____ Given records

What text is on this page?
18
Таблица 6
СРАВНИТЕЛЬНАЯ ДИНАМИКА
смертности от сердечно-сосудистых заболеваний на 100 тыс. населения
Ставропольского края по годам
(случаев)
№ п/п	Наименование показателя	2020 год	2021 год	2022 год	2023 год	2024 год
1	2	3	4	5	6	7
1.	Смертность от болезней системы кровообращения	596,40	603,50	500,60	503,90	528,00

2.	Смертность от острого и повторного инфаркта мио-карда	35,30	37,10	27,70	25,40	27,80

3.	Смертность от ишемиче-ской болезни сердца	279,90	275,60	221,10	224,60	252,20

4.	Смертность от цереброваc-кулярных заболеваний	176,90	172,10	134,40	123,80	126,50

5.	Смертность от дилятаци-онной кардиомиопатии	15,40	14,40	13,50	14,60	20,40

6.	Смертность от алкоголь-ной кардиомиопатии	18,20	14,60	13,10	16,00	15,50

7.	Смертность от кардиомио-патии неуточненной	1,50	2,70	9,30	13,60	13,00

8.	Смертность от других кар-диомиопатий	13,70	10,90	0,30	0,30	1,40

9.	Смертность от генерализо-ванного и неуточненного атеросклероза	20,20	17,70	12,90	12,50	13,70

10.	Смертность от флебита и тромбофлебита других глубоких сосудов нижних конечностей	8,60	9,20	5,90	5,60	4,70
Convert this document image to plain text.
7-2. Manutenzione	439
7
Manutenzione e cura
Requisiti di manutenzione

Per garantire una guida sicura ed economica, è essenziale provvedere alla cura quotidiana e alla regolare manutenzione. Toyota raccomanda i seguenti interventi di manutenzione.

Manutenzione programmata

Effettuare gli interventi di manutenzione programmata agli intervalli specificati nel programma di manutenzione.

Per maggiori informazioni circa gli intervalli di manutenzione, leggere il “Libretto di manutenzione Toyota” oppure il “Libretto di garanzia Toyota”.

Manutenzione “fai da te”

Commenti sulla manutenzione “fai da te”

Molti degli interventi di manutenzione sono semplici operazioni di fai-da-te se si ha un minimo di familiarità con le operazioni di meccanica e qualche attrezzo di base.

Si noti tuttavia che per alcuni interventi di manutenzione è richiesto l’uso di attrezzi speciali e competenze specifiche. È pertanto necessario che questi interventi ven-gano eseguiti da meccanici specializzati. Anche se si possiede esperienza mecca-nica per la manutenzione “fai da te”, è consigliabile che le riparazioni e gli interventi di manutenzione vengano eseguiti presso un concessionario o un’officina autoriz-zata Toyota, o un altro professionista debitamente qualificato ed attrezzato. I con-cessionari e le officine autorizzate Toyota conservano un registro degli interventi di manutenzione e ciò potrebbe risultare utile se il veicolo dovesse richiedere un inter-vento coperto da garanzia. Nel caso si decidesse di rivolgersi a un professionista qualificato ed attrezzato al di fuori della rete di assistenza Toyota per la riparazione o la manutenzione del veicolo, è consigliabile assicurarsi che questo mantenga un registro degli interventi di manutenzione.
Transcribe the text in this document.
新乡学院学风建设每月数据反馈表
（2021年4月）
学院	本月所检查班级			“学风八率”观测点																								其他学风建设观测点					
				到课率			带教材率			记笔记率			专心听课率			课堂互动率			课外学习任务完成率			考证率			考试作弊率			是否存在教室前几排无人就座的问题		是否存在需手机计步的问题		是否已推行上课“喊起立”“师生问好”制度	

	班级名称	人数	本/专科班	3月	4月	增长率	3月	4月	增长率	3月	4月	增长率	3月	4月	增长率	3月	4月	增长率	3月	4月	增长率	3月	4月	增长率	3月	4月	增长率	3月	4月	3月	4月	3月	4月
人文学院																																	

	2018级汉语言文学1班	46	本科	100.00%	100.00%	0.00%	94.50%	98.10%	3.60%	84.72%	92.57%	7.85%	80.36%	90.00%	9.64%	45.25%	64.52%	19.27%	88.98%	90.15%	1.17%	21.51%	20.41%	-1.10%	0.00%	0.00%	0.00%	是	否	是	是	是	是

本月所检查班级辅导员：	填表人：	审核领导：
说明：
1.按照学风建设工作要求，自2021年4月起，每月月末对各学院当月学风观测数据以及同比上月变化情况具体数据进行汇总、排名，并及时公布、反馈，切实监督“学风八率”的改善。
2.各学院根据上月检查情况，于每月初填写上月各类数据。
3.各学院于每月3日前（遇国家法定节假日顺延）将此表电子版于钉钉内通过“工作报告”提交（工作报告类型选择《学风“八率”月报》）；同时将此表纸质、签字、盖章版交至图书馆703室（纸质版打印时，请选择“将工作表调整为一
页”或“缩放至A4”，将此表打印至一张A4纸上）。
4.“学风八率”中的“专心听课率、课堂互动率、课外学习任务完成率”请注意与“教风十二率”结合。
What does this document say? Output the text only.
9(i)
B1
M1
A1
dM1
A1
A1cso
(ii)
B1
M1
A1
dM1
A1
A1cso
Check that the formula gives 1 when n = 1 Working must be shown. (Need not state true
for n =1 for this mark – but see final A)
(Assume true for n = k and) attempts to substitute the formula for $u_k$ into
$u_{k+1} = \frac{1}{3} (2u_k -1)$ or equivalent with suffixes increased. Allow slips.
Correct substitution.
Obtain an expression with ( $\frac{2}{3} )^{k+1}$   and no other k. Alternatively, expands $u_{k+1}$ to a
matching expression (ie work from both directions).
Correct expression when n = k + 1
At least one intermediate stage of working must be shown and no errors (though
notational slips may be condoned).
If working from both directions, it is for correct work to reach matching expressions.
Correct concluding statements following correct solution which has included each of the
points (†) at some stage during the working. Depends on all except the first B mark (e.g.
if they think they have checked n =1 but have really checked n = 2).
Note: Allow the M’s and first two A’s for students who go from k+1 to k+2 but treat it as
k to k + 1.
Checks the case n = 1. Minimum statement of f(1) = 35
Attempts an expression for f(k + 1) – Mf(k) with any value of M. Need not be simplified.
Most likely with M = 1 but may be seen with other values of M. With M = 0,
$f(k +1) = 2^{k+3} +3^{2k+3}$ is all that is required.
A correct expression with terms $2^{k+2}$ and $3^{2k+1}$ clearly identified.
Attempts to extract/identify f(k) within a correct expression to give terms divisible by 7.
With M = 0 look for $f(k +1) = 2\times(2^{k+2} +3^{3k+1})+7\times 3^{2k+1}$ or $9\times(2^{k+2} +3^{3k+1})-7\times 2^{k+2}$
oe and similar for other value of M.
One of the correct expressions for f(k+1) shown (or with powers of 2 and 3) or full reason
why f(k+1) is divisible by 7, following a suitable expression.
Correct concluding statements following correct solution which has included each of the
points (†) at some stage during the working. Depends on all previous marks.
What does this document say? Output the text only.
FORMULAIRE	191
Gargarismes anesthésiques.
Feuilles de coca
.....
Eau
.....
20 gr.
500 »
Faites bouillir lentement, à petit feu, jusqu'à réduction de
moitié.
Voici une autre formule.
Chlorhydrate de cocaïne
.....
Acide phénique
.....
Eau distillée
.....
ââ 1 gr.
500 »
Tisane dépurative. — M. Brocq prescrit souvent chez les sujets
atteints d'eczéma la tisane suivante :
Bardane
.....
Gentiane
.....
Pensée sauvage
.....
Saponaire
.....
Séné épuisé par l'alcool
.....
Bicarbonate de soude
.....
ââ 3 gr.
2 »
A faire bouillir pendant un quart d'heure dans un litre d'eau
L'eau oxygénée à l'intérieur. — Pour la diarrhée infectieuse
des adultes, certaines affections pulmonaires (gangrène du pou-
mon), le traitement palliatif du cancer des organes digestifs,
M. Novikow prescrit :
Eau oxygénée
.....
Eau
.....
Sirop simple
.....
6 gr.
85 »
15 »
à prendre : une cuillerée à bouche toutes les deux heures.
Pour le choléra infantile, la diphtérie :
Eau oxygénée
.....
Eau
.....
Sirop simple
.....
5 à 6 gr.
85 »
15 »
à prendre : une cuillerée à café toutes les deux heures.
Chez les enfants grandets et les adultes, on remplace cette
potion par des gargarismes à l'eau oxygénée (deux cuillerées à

________

Above are lines of data; state how many of them contain the word "adultes", with no other output.

2